** Begin Dataset records **

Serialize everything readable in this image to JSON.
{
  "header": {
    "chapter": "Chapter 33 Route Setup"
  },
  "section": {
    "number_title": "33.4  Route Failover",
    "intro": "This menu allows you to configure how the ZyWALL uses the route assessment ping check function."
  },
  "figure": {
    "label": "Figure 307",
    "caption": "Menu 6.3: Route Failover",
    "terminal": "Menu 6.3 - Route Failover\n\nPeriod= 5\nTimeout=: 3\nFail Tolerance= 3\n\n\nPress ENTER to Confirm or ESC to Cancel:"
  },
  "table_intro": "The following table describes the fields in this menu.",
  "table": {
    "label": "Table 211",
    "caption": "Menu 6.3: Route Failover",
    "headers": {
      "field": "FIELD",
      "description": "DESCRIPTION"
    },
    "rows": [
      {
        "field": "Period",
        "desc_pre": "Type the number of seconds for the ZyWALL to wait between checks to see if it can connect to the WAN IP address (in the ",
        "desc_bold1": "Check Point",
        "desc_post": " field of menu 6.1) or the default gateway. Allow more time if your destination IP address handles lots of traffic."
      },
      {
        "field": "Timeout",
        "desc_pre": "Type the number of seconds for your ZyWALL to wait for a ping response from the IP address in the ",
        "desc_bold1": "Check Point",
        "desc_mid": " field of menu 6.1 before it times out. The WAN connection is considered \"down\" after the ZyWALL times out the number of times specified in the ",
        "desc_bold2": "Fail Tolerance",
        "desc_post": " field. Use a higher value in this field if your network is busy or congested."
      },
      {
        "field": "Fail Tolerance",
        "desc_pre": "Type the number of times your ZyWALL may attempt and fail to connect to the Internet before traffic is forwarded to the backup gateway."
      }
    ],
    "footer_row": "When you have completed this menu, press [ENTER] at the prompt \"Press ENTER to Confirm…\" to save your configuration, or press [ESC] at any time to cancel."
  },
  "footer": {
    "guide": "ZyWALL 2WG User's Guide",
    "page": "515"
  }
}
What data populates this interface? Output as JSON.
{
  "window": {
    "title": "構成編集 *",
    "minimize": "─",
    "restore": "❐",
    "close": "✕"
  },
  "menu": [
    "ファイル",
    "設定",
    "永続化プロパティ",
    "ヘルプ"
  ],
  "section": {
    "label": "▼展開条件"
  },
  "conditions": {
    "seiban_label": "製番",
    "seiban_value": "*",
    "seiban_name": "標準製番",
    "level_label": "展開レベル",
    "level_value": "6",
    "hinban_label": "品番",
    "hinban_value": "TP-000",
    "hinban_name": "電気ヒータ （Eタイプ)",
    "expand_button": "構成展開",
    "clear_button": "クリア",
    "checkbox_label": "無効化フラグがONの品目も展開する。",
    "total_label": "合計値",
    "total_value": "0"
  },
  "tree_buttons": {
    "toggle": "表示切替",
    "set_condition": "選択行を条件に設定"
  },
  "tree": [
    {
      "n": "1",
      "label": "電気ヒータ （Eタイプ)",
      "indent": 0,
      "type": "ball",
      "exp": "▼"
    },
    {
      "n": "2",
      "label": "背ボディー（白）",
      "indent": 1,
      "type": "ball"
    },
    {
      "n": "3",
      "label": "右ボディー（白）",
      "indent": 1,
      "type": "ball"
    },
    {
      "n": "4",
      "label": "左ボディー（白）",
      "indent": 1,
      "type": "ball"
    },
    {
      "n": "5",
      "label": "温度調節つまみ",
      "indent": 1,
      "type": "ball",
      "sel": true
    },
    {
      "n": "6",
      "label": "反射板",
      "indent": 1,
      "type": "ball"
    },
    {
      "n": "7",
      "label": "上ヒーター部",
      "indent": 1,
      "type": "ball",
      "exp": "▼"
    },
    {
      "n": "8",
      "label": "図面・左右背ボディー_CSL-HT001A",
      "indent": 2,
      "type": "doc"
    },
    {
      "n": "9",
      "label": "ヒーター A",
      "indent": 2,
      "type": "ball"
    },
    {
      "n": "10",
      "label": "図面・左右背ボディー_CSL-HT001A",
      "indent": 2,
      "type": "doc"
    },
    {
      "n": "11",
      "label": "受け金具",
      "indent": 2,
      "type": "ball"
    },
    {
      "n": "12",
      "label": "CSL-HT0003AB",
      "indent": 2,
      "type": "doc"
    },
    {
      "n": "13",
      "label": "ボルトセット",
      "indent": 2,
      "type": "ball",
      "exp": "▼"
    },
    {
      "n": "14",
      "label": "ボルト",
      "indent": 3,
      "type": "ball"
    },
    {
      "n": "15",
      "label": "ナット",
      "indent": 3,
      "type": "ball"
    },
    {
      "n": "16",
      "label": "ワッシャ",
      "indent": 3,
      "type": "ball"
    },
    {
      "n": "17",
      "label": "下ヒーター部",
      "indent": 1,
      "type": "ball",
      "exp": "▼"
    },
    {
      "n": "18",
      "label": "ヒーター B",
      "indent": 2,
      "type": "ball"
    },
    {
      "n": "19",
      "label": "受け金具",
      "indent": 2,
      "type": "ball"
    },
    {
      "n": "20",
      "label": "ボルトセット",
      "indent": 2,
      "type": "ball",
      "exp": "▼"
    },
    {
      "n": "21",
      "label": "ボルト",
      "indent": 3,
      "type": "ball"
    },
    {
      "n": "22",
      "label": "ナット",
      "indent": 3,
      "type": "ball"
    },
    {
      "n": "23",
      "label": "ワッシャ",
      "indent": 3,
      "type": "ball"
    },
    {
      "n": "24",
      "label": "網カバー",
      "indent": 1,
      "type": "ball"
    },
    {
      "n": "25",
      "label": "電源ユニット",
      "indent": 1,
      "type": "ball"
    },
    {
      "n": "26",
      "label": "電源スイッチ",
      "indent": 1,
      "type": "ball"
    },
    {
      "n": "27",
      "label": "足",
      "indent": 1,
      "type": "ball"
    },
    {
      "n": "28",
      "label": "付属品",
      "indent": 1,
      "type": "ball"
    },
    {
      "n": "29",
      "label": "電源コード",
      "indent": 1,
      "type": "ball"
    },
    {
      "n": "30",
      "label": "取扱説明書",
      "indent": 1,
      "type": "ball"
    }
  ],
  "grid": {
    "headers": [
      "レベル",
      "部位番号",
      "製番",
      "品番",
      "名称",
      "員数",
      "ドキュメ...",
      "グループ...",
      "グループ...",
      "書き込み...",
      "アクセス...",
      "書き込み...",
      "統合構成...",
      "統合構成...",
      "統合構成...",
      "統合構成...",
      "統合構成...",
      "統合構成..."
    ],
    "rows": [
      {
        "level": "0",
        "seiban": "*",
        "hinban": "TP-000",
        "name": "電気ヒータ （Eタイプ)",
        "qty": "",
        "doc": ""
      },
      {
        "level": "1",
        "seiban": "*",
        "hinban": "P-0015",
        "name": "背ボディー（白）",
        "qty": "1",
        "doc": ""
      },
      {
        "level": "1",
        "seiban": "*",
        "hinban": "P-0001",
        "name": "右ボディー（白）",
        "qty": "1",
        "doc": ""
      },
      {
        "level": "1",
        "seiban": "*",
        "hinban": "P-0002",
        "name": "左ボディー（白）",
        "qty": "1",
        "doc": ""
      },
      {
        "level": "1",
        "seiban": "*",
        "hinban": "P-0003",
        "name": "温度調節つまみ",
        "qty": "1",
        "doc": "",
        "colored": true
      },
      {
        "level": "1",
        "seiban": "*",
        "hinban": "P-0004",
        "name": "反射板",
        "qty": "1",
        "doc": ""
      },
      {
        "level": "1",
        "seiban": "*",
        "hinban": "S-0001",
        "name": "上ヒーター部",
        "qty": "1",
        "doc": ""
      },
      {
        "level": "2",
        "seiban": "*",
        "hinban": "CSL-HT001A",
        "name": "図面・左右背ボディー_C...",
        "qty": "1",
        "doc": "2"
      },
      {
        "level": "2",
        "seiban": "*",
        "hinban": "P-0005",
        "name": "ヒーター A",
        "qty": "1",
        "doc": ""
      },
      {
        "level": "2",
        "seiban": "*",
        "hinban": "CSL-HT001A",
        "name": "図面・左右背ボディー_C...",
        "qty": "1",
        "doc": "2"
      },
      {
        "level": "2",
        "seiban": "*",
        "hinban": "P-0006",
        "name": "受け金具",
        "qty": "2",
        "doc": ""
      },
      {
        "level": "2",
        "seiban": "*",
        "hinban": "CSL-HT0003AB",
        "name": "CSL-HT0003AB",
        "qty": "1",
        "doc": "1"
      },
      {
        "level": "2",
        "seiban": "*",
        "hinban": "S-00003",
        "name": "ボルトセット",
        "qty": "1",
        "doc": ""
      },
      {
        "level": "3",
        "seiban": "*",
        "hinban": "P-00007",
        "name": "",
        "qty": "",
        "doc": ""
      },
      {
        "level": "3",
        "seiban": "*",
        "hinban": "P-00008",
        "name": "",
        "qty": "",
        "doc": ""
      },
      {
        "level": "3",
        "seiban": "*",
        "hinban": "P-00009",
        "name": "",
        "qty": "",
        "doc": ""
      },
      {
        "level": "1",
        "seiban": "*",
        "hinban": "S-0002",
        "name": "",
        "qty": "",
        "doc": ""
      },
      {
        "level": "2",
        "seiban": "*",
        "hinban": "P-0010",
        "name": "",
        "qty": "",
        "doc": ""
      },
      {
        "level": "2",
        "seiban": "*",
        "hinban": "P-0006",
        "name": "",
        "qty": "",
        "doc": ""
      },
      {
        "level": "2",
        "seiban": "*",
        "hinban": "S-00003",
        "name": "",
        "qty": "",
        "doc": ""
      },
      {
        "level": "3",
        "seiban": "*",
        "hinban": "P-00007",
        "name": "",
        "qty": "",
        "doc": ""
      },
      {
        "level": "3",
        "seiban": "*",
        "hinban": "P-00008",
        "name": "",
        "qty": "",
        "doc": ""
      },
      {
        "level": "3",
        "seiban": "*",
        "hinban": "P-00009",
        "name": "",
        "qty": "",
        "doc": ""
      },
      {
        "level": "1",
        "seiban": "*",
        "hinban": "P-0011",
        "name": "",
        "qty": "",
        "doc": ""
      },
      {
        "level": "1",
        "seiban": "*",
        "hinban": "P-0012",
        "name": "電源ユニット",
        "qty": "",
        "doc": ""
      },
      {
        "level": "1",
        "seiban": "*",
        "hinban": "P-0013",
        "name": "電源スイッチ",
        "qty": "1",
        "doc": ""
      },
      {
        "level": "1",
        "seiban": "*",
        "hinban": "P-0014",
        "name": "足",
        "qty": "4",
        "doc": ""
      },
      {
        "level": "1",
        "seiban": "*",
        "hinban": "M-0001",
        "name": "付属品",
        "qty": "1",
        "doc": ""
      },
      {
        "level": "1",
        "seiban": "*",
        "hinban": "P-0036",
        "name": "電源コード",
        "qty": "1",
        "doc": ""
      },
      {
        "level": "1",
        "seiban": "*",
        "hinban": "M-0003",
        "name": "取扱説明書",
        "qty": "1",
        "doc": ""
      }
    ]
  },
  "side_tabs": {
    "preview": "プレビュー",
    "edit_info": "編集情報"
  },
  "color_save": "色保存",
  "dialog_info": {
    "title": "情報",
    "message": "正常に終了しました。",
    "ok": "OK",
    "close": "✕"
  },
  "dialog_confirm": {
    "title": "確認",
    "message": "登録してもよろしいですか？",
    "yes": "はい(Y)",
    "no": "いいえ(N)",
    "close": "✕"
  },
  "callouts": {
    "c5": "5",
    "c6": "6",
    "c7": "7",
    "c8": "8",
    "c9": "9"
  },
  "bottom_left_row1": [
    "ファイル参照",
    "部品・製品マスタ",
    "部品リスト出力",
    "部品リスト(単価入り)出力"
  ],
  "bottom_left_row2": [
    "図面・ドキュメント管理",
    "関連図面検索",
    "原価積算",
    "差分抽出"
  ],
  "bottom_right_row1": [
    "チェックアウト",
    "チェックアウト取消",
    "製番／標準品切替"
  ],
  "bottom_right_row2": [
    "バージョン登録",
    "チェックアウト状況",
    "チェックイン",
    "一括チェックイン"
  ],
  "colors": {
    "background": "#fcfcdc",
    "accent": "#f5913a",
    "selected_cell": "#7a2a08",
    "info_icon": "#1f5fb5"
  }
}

** End Dataset records **

◆ **The exercise**
Select and copy every line of the material that holds the string "Failover".

◆ **Solution to the problem**
    "number_title": "33.4  Route Failover",
    "caption": "Menu 6.3: Route Failover",
    "terminal": "Menu 6.3 - Route Failover\n\nPeriod= 5\nTimeout=: 3\nFail Tolerance= 3\n\n\nPress ENTER to Confirm or ESC to Cancel:"
    "caption": "Menu 6.3: Route Failover",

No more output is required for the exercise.